(Collection entries)
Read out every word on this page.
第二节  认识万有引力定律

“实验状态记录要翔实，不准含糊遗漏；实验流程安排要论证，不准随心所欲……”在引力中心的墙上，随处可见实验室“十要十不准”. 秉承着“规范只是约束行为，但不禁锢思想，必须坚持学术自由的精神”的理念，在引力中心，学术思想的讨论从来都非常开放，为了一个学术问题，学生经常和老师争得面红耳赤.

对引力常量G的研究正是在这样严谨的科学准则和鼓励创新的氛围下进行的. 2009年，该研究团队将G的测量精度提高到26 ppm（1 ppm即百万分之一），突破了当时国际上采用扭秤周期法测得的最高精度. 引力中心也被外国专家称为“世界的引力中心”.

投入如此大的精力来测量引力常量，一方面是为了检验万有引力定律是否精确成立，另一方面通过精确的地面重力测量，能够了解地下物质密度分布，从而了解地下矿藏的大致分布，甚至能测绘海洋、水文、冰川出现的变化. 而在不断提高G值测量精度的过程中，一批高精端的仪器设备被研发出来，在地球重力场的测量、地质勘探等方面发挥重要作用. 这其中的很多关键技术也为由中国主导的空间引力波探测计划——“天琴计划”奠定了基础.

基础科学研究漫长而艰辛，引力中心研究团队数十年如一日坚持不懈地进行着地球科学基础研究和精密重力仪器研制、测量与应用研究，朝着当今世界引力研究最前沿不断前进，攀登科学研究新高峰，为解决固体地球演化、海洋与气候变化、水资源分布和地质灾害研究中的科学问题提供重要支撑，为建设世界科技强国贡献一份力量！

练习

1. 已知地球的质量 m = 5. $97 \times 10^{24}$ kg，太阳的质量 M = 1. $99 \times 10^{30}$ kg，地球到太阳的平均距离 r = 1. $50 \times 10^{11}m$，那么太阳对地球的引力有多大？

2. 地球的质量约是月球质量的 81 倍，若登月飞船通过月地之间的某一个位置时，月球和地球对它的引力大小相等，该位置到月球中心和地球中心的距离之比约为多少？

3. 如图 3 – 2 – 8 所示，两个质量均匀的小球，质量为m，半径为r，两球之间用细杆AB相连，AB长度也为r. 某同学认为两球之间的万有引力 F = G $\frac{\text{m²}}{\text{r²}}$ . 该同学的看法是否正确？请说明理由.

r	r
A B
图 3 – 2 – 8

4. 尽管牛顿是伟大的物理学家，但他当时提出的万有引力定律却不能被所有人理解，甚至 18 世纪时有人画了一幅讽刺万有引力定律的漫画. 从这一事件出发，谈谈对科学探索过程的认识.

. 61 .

### GOAL
Write down every line of the data exactly as it appears above.

### SOLUTION TO THIS EXERCISE
Read out every word on this page.
第二节  认识万有引力定律

“实验状态记录要翔实，不准含糊遗漏；实验流程安排要论证，不准随心所欲……”在引力中心的墙上，随处可见实验室“十要十不准”. 秉承着“规范只是约束行为，但不禁锢思想，必须坚持学术自由的精神”的理念，在引力中心，学术思想的讨论从来都非常开放，为了一个学术问题，学生经常和老师争得面红耳赤.

对引力常量G的研究正是在这样严谨的科学准则和鼓励创新的氛围下进行的. 2009年，该研究团队将G的测量精度提高到26 ppm（1 ppm即百万分之一），突破了当时国际上采用扭秤周期法测得的最高精度. 引力中心也被外国专家称为“世界的引力中心”.

投入如此大的精力来测量引力常量，一方面是为了检验万有引力定律是否精确成立，另一方面通过精确的地面重力测量，能够了解地下物质密度分布，从而了解地下矿藏的大致分布，甚至能测绘海洋、水文、冰川出现的变化. 而在不断提高G值测量精度的过程中，一批高精端的仪器设备被研发出来，在地球重力场的测量、地质勘探等方面发挥重要作用. 这其中的很多关键技术也为由中国主导的空间引力波探测计划——“天琴计划”奠定了基础.

基础科学研究漫长而艰辛，引力中心研究团队数十年如一日坚持不懈地进行着地球科学基础研究和精密重力仪器研制、测量与应用研究，朝着当今世界引力研究最前沿不断前进，攀登科学研究新高峰，为解决固体地球演化、海洋与气候变化、水资源分布和地质灾害研究中的科学问题提供重要支撑，为建设世界科技强国贡献一份力量！

练习

1. 已知地球的质量 m = 5. $97 \times 10^{24}$ kg，太阳的质量 M = 1. $99 \times 10^{30}$ kg，地球到太阳的平均距离 r = 1. $50 \times 10^{11}m$，那么太阳对地球的引力有多大？

2. 地球的质量约是月球质量的 81 倍，若登月飞船通过月地之间的某一个位置时，月球和地球对它的引力大小相等，该位置到月球中心和地球中心的距离之比约为多少？

3. 如图 3 – 2 – 8 所示，两个质量均匀的小球，质量为m，半径为r，两球之间用细杆AB相连，AB长度也为r. 某同学认为两球之间的万有引力 F = G $\frac{\text{m²}}{\text{r²}}$ . 该同学的看法是否正确？请说明理由.

r	r
A B
图 3 – 2 – 8

4. 尽管牛顿是伟大的物理学家，但他当时提出的万有引力定律却不能被所有人理解，甚至 18 世纪时有人画了一幅讽刺万有引力定律的漫画. 从这一事件出发，谈谈对科学探索过程的认识.

. 61 .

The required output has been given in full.